### WHAT YOU WILL DO
For the data that follows, report how many lines contain the word "text", and nothing else.

-- Start --

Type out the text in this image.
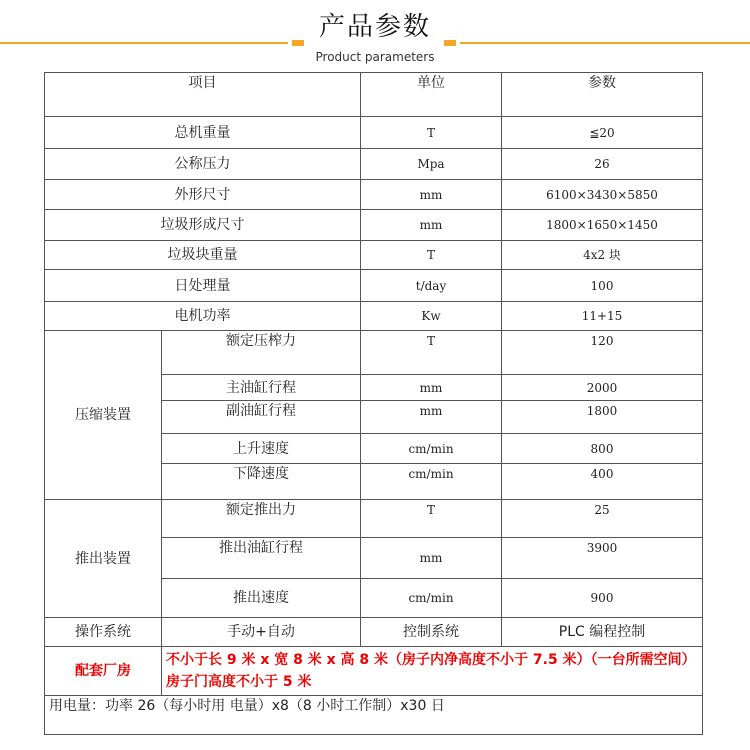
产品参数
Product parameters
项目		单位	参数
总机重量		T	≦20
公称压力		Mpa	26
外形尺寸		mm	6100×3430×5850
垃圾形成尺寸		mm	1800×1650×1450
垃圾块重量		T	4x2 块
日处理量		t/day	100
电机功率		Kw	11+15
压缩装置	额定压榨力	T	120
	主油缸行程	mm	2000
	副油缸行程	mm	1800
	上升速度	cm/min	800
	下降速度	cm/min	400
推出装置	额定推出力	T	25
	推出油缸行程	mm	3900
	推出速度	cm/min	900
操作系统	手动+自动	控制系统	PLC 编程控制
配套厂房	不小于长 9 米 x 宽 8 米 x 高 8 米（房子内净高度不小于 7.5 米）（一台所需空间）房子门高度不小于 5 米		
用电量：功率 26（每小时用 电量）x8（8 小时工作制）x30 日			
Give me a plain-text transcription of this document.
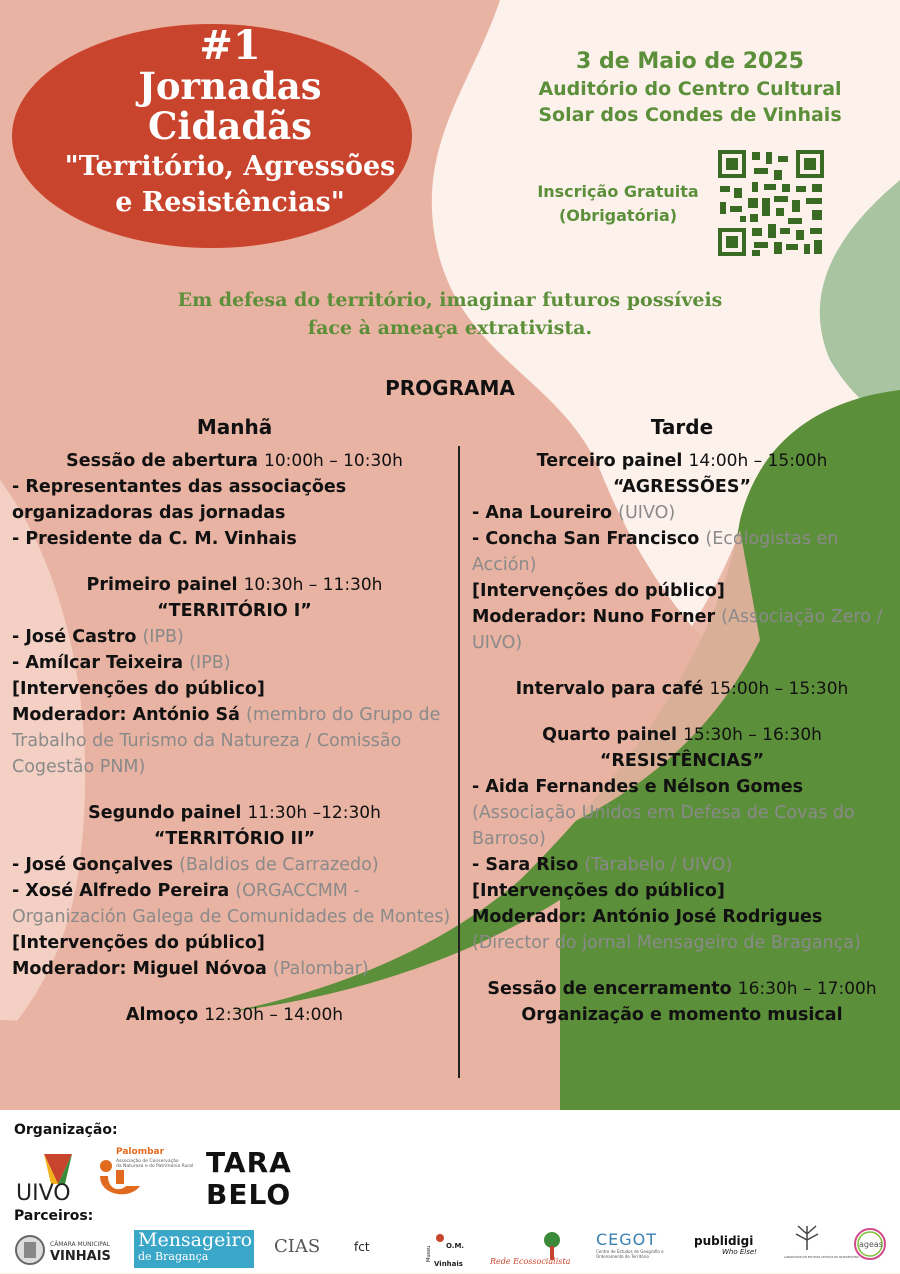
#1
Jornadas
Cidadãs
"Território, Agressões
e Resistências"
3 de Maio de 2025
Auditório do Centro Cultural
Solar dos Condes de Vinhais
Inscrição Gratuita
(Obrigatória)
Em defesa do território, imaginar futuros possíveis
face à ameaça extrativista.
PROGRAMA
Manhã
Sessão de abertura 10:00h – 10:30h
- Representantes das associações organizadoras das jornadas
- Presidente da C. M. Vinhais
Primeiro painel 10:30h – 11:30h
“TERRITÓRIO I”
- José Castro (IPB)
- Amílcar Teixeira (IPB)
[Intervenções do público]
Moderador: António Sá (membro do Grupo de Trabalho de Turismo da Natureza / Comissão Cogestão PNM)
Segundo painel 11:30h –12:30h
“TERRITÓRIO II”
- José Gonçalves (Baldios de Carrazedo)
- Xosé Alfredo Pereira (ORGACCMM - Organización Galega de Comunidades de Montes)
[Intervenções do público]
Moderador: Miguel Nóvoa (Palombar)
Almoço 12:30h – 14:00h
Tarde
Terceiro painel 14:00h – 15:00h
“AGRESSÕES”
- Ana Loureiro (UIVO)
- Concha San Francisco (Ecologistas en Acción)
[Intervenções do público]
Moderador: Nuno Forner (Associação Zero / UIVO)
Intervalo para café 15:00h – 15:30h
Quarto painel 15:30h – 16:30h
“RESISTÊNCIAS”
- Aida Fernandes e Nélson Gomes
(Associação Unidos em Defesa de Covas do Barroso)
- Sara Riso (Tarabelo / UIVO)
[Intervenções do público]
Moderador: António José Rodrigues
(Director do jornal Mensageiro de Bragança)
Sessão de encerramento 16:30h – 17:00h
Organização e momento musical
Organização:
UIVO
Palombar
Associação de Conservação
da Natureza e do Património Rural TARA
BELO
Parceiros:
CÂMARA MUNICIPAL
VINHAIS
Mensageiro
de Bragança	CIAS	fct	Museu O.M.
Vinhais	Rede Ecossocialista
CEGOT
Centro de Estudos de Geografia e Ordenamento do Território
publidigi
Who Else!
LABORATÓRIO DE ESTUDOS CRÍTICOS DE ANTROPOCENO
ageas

-- End --

### ANSWER BELOW
2